EXERCISE DESCRIPTION:
Copy out every line of the material below, character for character, with no changes.

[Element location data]
◇ ◇ ◇ ◇ ◇ ◇ ◇
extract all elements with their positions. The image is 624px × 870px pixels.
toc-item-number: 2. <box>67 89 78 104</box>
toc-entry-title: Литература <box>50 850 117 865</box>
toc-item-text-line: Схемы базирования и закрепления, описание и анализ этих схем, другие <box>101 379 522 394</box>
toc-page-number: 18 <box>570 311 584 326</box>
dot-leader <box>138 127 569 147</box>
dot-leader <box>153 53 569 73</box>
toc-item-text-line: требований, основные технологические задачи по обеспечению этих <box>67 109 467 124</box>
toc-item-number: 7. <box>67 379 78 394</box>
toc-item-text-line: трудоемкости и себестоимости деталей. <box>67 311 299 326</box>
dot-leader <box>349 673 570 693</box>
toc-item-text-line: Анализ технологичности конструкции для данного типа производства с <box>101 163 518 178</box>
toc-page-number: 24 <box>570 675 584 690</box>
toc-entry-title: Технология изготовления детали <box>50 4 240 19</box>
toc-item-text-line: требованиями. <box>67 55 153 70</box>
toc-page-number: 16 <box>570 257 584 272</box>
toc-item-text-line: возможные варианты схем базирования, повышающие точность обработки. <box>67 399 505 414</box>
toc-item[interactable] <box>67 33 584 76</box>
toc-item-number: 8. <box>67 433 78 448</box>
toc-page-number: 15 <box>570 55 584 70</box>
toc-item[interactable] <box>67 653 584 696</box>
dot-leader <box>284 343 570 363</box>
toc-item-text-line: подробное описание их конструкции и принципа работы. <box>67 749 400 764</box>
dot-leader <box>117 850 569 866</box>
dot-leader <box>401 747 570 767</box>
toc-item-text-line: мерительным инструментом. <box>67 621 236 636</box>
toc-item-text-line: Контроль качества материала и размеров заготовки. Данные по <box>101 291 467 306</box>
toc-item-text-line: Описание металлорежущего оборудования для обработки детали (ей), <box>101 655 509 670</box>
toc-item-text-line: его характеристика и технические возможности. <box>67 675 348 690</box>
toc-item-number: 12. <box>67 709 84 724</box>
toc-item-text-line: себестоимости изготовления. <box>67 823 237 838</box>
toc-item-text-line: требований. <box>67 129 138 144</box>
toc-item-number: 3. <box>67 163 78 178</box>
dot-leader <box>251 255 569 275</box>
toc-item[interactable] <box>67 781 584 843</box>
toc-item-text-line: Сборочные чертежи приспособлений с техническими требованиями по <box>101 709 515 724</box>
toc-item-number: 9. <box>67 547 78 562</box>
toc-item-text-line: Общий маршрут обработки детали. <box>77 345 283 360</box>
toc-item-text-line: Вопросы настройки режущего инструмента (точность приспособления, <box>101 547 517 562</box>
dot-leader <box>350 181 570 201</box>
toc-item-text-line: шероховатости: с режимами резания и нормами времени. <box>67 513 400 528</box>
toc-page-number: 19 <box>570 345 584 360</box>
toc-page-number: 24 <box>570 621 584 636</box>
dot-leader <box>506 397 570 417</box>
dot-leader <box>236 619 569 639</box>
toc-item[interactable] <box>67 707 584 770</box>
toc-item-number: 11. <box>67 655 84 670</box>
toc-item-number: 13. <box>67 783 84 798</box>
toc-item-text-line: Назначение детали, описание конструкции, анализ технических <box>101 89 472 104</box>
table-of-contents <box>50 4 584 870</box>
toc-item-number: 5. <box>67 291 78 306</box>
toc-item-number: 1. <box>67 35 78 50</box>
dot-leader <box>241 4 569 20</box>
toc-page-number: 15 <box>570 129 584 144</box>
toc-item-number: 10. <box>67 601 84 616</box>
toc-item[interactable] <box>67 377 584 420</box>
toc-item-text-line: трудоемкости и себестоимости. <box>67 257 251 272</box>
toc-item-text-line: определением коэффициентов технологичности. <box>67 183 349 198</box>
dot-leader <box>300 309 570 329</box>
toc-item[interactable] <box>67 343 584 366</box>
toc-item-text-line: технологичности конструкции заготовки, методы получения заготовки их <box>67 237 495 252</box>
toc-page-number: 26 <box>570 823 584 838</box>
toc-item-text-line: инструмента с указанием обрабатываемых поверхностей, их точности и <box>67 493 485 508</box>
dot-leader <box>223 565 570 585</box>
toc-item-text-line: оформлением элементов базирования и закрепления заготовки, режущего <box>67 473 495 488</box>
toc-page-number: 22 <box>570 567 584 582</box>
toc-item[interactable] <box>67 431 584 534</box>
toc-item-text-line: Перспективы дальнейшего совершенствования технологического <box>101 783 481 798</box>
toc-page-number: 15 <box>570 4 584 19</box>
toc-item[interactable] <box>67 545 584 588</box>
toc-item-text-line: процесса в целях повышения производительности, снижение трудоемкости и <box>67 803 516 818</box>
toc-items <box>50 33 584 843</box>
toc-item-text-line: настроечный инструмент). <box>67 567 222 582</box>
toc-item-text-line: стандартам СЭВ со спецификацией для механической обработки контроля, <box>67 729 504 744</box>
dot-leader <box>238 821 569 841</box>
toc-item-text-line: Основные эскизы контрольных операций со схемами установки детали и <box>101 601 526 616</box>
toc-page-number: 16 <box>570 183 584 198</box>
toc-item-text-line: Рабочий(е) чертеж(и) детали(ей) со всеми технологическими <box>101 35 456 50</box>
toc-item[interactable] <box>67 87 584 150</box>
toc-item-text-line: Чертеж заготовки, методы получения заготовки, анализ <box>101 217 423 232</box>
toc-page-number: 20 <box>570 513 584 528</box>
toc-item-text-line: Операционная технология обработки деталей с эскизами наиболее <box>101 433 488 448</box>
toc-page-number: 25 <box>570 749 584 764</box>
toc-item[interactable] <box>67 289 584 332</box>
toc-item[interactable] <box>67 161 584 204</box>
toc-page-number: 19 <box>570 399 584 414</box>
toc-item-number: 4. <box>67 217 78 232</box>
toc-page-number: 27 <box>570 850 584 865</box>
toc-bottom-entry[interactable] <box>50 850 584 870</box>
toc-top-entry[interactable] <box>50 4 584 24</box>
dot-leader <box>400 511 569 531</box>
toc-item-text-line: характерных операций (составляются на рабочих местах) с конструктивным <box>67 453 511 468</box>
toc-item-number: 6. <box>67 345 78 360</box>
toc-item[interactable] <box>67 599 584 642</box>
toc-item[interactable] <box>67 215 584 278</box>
◇ ◇ ◇ ◇ ◇ ◇ ◇
THE ANSWER:
extract all elements with their positions. The image is 624px × 870px pixels.
toc-item-number: 2. <box>67 89 78 104</box>
toc-entry-title: Литература <box>50 850 117 865</box>
toc-item-text-line: Схемы базирования и закрепления, описание и анализ этих схем, другие <box>101 379 522 394</box>
toc-page-number: 18 <box>570 311 584 326</box>
dot-leader <box>138 127 569 147</box>
dot-leader <box>153 53 569 73</box>
toc-item-text-line: требований, основные технологические задачи по обеспечению этих <box>67 109 467 124</box>
toc-item-number: 7. <box>67 379 78 394</box>
toc-item-text-line: трудоемкости и себестоимости деталей. <box>67 311 299 326</box>
dot-leader <box>349 673 570 693</box>
toc-item-text-line: Анализ технологичности конструкции для данного типа производства с <box>101 163 518 178</box>
toc-page-number: 24 <box>570 675 584 690</box>
toc-entry-title: Технология изготовления детали <box>50 4 240 19</box>
toc-item-text-line: требованиями. <box>67 55 153 70</box>
toc-page-number: 16 <box>570 257 584 272</box>
toc-item-text-line: возможные варианты схем базирования, повышающие точность обработки. <box>67 399 505 414</box>
toc-item[interactable] <box>67 33 584 76</box>
toc-item-number: 8. <box>67 433 78 448</box>
toc-page-number: 15 <box>570 55 584 70</box>
toc-item[interactable] <box>67 653 584 696</box>
dot-leader <box>284 343 570 363</box>
toc-item-text-line: подробное описание их конструкции и принципа работы. <box>67 749 400 764</box>
dot-leader <box>117 850 569 866</box>
dot-leader <box>401 747 570 767</box>
toc-item-text-line: мерительным инструментом. <box>67 621 236 636</box>
toc-item-text-line: Контроль качества материала и размеров заготовки. Данные по <box>101 291 467 306</box>
toc-item-text-line: Описание металлорежущего оборудования для обработки детали (ей), <box>101 655 509 670</box>
toc-item-text-line: его характеристика и технические возможности. <box>67 675 348 690</box>
toc-item-number: 12. <box>67 709 84 724</box>
toc-item-text-line: себестоимости изготовления. <box>67 823 237 838</box>
toc-item-text-line: требований. <box>67 129 138 144</box>
toc-item-number: 3. <box>67 163 78 178</box>
dot-leader <box>251 255 569 275</box>
toc-item[interactable] <box>67 781 584 843</box>
toc-item-text-line: Сборочные чертежи приспособлений с техническими требованиями по <box>101 709 515 724</box>
toc-item-number: 9. <box>67 547 78 562</box>
toc-item-text-line: Общий маршрут обработки детали. <box>77 345 283 360</box>
toc-item-text-line: Вопросы настройки режущего инструмента (точность приспособления, <box>101 547 517 562</box>
dot-leader <box>350 181 570 201</box>
toc-item-text-line: шероховатости: с режимами резания и нормами времени. <box>67 513 400 528</box>
toc-page-number: 19 <box>570 345 584 360</box>
toc-page-number: 24 <box>570 621 584 636</box>
dot-leader <box>506 397 570 417</box>
dot-leader <box>236 619 569 639</box>
toc-item[interactable] <box>67 707 584 770</box>
toc-item-number: 11. <box>67 655 84 670</box>
toc-item-number: 13. <box>67 783 84 798</box>
toc-item-text-line: Назначение детали, описание конструкции, анализ технических <box>101 89 472 104</box>
table-of-contents <box>50 4 584 870</box>
toc-item-number: 5. <box>67 291 78 306</box>
toc-item-number: 1. <box>67 35 78 50</box>
dot-leader <box>241 4 569 20</box>
toc-page-number: 15 <box>570 129 584 144</box>
toc-item-number: 10. <box>67 601 84 616</box>
toc-item[interactable] <box>67 377 584 420</box>
toc-item-text-line: трудоемкости и себестоимости. <box>67 257 251 272</box>
toc-item-text-line: определением коэффициентов технологичности. <box>67 183 349 198</box>
dot-leader <box>300 309 570 329</box>
toc-item[interactable] <box>67 343 584 366</box>
toc-item-text-line: технологичности конструкции заготовки, методы получения заготовки их <box>67 237 495 252</box>
toc-page-number: 26 <box>570 823 584 838</box>
toc-item-text-line: инструмента с указанием обрабатываемых поверхностей, их точности и <box>67 493 485 508</box>
dot-leader <box>223 565 570 585</box>
toc-item-text-line: оформлением элементов базирования и закрепления заготовки, режущего <box>67 473 495 488</box>
toc-page-number: 22 <box>570 567 584 582</box>
toc-item[interactable] <box>67 431 584 534</box>
toc-item-text-line: Перспективы дальнейшего совершенствования технологического <box>101 783 481 798</box>
toc-page-number: 15 <box>570 4 584 19</box>
toc-item[interactable] <box>67 545 584 588</box>
toc-item-text-line: процесса в целях повышения производительности, снижение трудоемкости и <box>67 803 516 818</box>
toc-items <box>50 33 584 843</box>
toc-item-text-line: настроечный инструмент). <box>67 567 222 582</box>
toc-item-text-line: стандартам СЭВ со спецификацией для механической обработки контроля, <box>67 729 504 744</box>
dot-leader <box>238 821 569 841</box>
toc-item-text-line: Основные эскизы контрольных операций со схемами установки детали и <box>101 601 526 616</box>
toc-page-number: 16 <box>570 183 584 198</box>
toc-item-text-line: Рабочий(е) чертеж(и) детали(ей) со всеми технологическими <box>101 35 456 50</box>
toc-item[interactable] <box>67 87 584 150</box>
toc-item-text-line: Чертеж заготовки, методы получения заготовки, анализ <box>101 217 423 232</box>
toc-page-number: 20 <box>570 513 584 528</box>
toc-item-text-line: Операционная технология обработки деталей с эскизами наиболее <box>101 433 488 448</box>
toc-page-number: 25 <box>570 749 584 764</box>
toc-item[interactable] <box>67 289 584 332</box>
toc-item[interactable] <box>67 161 584 204</box>
toc-page-number: 19 <box>570 399 584 414</box>
toc-item-number: 4. <box>67 217 78 232</box>
toc-page-number: 27 <box>570 850 584 865</box>
toc-bottom-entry[interactable] <box>50 850 584 870</box>
toc-top-entry[interactable] <box>50 4 584 24</box>
dot-leader <box>400 511 569 531</box>
toc-item-text-line: характерных операций (составляются на рабочих местах) с конструктивным <box>67 453 511 468</box>
toc-item-number: 6. <box>67 345 78 360</box>
toc-item[interactable] <box>67 599 584 642</box>
toc-item[interactable] <box>67 215 584 278</box>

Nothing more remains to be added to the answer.